■ Exercise brief ■
Below are some records. Copy every line in them that holds "screenshot".

■ Supplied entries ■

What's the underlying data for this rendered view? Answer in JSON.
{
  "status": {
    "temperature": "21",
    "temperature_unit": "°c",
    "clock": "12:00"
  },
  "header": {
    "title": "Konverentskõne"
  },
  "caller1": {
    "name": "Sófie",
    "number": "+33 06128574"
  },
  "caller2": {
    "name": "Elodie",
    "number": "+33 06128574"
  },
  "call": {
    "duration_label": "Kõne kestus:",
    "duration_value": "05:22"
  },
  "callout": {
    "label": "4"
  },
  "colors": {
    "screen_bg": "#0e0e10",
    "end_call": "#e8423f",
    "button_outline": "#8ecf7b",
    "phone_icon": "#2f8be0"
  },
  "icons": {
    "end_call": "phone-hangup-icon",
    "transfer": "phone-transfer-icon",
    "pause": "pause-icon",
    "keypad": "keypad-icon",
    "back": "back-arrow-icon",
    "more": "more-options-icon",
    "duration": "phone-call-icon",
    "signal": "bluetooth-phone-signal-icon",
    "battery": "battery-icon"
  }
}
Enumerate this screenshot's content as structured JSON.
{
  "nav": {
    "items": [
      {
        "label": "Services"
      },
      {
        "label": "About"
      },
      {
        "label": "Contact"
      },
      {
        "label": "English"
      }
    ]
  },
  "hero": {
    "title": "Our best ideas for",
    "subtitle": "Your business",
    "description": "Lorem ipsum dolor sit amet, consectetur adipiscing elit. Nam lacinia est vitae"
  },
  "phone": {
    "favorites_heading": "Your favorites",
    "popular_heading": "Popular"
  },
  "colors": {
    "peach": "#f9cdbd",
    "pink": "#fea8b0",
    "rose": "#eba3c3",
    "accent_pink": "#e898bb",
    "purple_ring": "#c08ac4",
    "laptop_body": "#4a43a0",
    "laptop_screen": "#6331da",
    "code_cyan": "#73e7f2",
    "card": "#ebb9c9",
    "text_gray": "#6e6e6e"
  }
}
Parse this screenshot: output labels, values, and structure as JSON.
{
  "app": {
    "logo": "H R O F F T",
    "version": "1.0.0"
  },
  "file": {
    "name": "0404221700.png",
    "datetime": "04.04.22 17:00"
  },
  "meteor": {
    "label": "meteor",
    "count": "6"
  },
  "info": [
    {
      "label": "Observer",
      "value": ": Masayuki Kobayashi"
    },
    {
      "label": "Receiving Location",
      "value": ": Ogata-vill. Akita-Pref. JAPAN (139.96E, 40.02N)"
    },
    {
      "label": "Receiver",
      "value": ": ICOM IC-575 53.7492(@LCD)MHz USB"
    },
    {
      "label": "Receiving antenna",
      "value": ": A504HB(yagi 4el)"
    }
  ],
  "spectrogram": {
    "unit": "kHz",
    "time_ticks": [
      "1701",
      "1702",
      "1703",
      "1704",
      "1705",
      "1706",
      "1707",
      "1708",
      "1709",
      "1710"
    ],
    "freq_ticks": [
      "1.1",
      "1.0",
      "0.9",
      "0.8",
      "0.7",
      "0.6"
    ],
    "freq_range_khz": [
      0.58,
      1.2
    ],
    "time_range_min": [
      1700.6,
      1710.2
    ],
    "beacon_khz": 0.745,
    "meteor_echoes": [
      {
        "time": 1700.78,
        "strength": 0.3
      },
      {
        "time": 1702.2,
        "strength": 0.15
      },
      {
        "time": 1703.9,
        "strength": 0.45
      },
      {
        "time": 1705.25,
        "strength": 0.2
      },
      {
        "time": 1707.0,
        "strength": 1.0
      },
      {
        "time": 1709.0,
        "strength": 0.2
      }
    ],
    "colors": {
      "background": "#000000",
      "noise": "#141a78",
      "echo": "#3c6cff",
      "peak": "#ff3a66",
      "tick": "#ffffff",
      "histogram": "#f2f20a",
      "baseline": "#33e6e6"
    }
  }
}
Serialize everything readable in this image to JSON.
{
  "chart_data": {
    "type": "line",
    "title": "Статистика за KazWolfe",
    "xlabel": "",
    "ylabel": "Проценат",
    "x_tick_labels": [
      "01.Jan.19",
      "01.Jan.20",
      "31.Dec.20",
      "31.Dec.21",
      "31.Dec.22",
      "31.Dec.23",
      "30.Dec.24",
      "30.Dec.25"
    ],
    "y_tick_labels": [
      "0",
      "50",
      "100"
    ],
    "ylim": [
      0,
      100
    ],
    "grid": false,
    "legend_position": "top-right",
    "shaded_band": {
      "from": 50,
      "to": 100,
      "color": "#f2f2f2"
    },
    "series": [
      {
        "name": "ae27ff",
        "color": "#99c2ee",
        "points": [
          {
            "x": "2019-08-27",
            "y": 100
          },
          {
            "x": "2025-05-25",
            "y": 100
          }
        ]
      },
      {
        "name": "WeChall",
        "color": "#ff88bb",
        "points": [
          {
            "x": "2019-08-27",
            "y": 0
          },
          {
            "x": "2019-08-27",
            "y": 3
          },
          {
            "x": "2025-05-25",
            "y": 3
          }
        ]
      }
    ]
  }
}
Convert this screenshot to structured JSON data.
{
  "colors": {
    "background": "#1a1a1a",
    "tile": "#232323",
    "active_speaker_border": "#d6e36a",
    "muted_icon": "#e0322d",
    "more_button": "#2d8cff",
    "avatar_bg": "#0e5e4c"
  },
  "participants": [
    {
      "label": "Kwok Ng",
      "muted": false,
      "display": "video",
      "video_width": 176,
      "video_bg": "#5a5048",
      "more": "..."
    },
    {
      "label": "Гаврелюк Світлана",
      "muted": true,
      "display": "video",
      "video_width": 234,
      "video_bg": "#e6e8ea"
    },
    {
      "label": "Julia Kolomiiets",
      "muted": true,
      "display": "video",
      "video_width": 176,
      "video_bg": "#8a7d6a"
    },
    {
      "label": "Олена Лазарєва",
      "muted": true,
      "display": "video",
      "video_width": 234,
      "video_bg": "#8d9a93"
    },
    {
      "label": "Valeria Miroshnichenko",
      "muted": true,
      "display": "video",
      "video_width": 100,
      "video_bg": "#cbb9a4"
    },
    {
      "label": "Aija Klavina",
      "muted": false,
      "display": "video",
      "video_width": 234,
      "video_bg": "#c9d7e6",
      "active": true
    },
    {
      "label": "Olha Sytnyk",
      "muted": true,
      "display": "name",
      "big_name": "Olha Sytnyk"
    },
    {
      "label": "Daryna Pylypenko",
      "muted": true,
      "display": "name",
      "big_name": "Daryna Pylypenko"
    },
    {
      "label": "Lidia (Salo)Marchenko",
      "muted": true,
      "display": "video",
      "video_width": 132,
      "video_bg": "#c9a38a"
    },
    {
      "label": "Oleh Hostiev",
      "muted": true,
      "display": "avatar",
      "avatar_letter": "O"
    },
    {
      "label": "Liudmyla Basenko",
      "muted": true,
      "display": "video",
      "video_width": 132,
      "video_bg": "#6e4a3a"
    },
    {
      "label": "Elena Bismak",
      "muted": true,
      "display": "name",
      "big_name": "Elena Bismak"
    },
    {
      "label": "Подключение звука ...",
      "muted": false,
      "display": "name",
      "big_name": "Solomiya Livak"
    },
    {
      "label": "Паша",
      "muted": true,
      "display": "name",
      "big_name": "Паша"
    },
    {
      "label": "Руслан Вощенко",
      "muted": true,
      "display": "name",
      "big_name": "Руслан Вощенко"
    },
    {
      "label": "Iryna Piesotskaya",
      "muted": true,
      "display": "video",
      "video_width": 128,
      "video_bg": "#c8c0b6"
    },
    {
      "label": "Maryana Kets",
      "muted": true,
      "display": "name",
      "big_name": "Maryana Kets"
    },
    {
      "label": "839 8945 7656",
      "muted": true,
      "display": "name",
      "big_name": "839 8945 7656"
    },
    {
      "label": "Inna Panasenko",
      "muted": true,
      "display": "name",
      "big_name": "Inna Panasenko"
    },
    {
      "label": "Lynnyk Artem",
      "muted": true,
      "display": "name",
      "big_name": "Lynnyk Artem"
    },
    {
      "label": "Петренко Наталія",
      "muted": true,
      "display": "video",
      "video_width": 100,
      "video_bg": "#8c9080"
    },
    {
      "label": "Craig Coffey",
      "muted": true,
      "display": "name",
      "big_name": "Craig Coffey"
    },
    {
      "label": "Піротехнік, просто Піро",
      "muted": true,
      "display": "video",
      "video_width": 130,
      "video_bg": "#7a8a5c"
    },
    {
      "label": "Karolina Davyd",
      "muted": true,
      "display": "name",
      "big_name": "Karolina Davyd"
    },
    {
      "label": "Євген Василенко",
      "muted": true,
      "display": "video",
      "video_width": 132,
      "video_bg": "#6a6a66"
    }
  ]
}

■ Expected answer ■
Enumerate this screenshot's content as structured JSON.
Parse this screenshot: output labels, values, and structure as JSON.
Convert this screenshot to structured JSON data.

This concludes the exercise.